Report all lines holding "past".

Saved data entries
begin
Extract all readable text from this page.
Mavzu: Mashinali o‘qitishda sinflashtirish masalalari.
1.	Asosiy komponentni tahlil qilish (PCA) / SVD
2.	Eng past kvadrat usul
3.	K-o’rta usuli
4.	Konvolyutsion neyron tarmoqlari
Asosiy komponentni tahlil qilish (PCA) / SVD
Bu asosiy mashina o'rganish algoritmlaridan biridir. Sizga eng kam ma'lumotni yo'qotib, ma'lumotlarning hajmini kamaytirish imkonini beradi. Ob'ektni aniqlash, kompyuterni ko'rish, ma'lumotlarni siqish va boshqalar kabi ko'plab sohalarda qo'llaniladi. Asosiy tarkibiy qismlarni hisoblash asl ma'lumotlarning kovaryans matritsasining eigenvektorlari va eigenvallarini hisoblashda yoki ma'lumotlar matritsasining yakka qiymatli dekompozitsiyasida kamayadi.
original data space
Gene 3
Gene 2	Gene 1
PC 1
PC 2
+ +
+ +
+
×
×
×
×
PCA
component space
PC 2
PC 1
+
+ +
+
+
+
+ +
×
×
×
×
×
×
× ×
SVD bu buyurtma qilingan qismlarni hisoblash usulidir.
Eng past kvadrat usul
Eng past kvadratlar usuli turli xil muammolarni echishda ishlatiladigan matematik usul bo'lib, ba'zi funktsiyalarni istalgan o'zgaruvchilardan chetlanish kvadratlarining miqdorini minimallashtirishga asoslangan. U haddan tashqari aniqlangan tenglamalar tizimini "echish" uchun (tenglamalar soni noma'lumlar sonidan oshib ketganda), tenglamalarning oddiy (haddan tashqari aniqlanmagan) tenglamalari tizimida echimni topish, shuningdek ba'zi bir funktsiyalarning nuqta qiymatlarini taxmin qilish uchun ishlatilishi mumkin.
end
CORRECT RESULT
2.	Eng past kvadrat usul
Eng past kvadrat usul
Eng past kvadratlar usuli turli xil muammolarni echishda ishlatiladigan matematik usul bo'lib, ba'zi funktsiyalarni istalgan o'zgaruvchilardan chetlanish kvadratlarining miqdorini minimallashtirishga asoslangan. U haddan tashqari aniqlangan tenglamalar tizimini "echish" uchun (tenglamalar soni noma'lumlar sonidan oshib ketganda), tenglamalarning oddiy (haddan tashqari aniqlanmagan) tenglamalari tizimida echimni topish, shuningdek ba'zi bir funktsiyalarning nuqta qiymatlarini taxmin qilish uchun ishlatilishi mumkin.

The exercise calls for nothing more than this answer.